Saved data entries
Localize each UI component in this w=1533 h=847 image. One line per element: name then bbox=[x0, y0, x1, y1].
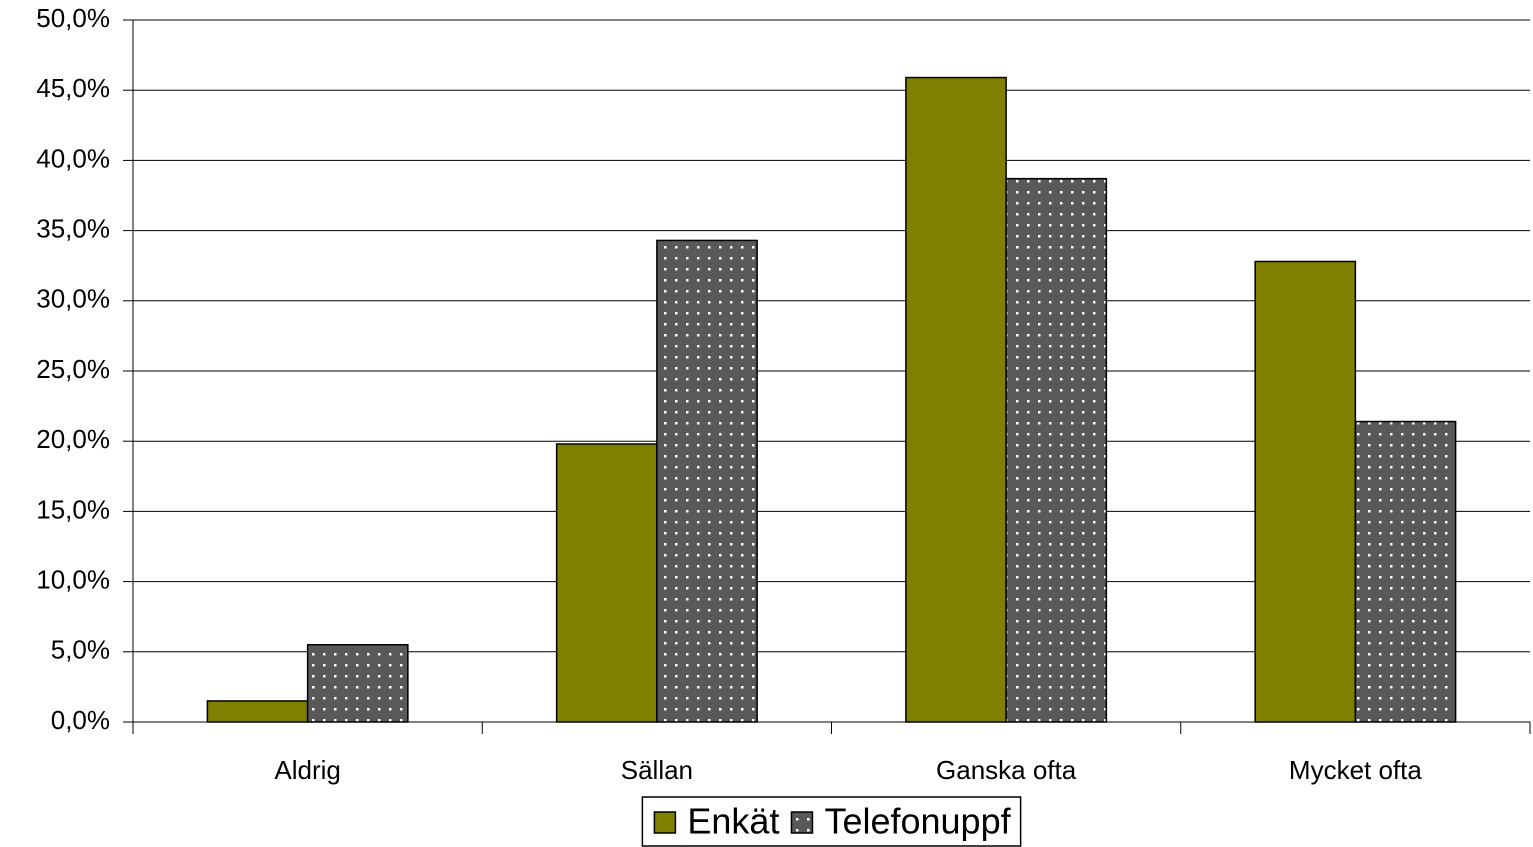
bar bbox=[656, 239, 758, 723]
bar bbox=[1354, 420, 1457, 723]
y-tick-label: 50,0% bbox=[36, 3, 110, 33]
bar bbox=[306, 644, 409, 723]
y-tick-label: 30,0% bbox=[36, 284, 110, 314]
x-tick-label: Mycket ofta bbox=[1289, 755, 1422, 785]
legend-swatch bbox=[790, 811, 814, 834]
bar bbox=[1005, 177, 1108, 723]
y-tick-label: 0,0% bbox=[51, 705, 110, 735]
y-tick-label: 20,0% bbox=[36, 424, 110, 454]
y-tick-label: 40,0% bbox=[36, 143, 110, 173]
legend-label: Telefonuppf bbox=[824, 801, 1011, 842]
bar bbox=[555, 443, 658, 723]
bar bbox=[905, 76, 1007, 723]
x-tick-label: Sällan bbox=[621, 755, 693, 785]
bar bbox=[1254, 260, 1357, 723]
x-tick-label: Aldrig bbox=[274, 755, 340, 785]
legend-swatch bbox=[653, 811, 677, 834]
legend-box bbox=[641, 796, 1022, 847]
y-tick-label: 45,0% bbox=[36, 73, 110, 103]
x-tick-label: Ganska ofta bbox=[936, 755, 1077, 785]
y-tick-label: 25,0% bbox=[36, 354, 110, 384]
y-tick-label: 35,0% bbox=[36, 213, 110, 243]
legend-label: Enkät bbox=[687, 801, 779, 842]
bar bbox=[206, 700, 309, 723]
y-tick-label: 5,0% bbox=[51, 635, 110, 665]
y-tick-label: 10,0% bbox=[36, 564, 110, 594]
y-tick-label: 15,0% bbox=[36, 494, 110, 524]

What you should do - Pull every line from the entries above into your reply, character for character, but leave out the pictures.

Complete response -
Localize each UI component in this w=1533 h=847 image. One line per element: name then bbox=[x0, y0, x1, y1].
bar bbox=[656, 239, 758, 723]
bar bbox=[1354, 420, 1457, 723]
y-tick-label: 50,0% bbox=[36, 3, 110, 33]
bar bbox=[306, 644, 409, 723]
y-tick-label: 30,0% bbox=[36, 284, 110, 314]
x-tick-label: Mycket ofta bbox=[1289, 755, 1422, 785]
legend-swatch bbox=[790, 811, 814, 834]
bar bbox=[1005, 177, 1108, 723]
y-tick-label: 0,0% bbox=[51, 705, 110, 735]
y-tick-label: 20,0% bbox=[36, 424, 110, 454]
y-tick-label: 40,0% bbox=[36, 143, 110, 173]
legend-label: Telefonuppf bbox=[824, 801, 1011, 842]
bar bbox=[555, 443, 658, 723]
bar bbox=[905, 76, 1007, 723]
x-tick-label: Sällan bbox=[621, 755, 693, 785]
bar bbox=[1254, 260, 1357, 723]
x-tick-label: Aldrig bbox=[274, 755, 340, 785]
legend-swatch bbox=[653, 811, 677, 834]
legend-box bbox=[641, 796, 1022, 847]
y-tick-label: 45,0% bbox=[36, 73, 110, 103]
x-tick-label: Ganska ofta bbox=[936, 755, 1077, 785]
y-tick-label: 25,0% bbox=[36, 354, 110, 384]
y-tick-label: 35,0% bbox=[36, 213, 110, 243]
legend-label: Enkät bbox=[687, 801, 779, 842]
bar bbox=[206, 700, 309, 723]
y-tick-label: 5,0% bbox=[51, 635, 110, 665]
y-tick-label: 10,0% bbox=[36, 564, 110, 594]
y-tick-label: 15,0% bbox=[36, 494, 110, 524]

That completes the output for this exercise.